## [Directions]
Where a line holds the string "screenshot", return that line.

━━ Provided material ━━

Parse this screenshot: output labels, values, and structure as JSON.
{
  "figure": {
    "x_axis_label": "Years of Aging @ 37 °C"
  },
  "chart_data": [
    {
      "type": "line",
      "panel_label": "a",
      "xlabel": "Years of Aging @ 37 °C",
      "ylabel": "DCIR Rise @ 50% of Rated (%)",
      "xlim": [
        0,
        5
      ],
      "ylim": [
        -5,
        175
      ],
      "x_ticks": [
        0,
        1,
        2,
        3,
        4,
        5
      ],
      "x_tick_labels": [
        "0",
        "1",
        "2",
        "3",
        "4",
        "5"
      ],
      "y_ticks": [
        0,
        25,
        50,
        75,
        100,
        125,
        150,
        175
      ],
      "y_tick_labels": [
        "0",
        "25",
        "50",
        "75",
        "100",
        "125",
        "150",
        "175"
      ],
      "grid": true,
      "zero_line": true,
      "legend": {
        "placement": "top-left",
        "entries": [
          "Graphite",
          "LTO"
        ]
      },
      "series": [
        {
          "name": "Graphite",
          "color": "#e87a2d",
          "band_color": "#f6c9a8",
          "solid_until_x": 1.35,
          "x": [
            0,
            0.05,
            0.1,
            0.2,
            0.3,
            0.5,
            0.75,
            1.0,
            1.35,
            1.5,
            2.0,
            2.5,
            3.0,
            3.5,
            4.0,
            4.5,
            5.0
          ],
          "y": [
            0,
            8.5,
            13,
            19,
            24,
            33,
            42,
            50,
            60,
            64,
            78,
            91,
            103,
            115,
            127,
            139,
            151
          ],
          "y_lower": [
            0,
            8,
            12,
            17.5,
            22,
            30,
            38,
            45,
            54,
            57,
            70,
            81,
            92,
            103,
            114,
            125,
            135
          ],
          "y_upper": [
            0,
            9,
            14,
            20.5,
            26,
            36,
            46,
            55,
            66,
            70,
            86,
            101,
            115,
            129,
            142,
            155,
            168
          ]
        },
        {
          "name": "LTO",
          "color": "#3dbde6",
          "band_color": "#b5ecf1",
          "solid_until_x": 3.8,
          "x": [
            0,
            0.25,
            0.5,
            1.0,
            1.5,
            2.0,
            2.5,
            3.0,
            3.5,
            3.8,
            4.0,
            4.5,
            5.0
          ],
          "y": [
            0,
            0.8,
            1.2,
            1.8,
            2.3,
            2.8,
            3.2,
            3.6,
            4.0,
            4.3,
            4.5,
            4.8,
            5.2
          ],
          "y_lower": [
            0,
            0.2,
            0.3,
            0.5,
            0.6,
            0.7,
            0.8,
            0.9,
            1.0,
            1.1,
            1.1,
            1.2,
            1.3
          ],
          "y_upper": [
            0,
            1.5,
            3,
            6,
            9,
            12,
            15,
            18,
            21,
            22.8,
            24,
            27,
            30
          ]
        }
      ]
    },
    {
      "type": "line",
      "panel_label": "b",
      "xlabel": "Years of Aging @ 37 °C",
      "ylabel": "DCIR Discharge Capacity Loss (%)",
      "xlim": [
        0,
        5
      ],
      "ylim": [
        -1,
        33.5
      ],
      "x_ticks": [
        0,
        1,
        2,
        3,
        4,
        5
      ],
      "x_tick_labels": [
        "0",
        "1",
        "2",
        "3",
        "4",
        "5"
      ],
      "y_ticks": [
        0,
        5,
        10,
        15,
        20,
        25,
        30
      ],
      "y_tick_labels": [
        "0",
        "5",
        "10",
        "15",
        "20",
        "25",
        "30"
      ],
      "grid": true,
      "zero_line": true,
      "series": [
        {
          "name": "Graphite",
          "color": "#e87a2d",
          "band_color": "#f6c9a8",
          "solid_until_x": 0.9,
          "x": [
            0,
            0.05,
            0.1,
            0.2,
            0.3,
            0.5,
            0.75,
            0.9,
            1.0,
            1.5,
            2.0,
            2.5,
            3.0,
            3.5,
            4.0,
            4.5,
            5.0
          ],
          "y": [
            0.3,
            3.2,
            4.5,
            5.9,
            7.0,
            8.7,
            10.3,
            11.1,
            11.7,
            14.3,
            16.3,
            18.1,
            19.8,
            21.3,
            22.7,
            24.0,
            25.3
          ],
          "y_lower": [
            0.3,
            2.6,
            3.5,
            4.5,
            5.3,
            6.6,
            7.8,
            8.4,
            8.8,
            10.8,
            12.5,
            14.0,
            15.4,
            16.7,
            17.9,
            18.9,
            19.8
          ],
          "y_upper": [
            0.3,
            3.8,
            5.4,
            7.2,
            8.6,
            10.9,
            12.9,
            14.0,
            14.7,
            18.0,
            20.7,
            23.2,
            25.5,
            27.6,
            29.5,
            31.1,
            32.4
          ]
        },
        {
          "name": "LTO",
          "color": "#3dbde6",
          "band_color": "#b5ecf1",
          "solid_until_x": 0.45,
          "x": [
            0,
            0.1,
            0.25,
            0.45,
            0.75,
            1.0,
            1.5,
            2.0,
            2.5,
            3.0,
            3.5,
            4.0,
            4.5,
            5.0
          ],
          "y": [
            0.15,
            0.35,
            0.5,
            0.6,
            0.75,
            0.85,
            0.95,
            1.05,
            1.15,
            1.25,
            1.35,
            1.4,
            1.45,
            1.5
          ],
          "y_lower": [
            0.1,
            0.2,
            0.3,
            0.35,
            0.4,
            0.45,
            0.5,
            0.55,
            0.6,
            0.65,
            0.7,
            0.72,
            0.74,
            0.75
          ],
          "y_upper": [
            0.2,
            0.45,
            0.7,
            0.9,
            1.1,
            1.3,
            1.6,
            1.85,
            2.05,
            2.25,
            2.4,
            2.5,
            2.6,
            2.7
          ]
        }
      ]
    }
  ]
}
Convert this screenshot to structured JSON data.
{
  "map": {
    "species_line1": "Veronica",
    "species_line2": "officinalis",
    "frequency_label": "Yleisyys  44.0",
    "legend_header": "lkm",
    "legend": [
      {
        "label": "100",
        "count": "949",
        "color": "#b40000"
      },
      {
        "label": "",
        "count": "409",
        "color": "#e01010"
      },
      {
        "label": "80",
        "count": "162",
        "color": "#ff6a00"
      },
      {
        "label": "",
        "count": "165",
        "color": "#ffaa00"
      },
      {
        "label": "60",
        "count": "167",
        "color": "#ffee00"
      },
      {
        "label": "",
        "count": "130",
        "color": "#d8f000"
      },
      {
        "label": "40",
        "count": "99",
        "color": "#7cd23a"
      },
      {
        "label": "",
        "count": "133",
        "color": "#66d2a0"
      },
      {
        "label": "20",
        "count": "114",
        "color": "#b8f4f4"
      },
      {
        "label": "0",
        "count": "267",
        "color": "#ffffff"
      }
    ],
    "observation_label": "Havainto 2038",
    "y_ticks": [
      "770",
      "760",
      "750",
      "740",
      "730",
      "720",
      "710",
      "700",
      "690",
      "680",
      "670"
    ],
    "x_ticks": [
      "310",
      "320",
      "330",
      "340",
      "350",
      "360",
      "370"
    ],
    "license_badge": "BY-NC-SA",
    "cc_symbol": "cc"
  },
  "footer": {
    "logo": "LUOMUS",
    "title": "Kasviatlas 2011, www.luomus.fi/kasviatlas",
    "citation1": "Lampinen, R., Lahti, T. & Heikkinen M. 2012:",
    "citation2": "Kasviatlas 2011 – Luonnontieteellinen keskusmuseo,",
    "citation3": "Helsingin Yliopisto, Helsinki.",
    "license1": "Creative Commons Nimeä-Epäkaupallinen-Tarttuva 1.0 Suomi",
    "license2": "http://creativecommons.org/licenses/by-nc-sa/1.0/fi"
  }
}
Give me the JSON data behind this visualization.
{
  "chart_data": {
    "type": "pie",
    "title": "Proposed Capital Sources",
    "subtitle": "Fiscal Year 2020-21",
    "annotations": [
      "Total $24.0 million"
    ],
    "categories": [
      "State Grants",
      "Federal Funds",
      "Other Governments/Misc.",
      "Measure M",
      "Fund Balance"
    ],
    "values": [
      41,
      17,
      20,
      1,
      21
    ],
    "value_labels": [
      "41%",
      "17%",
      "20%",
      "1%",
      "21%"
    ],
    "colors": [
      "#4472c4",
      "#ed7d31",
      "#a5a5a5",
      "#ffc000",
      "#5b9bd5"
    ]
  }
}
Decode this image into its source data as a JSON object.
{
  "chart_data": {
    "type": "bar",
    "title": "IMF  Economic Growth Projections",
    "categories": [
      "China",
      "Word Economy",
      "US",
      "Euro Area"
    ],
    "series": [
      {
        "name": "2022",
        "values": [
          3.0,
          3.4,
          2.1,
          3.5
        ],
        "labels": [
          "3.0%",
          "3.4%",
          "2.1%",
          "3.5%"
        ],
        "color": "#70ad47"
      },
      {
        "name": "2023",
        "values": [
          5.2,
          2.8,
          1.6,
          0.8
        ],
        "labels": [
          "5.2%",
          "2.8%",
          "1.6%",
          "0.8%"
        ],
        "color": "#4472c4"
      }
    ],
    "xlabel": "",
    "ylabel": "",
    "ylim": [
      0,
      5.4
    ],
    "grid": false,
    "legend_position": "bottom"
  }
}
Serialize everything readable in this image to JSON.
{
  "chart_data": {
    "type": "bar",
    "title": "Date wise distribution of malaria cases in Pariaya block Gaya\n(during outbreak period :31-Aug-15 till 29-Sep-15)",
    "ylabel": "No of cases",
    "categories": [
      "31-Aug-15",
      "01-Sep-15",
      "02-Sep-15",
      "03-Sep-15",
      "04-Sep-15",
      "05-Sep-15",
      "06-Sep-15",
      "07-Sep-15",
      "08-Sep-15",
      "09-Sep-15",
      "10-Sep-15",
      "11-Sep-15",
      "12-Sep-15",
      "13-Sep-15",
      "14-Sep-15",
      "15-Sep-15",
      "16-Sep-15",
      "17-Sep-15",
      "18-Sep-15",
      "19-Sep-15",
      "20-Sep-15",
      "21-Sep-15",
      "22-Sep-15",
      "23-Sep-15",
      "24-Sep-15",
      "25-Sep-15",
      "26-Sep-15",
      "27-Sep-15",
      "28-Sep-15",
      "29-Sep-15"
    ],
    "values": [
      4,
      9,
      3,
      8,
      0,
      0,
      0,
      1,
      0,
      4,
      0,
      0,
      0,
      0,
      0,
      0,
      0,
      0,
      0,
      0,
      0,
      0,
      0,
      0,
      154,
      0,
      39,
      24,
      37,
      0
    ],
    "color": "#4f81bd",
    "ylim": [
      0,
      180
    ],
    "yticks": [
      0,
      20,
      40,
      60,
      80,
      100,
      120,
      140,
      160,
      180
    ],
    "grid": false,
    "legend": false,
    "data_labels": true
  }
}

━━━

## [Response below]
Parse this screenshot: output labels, values, and structure as JSON.
Convert this screenshot to structured JSON data.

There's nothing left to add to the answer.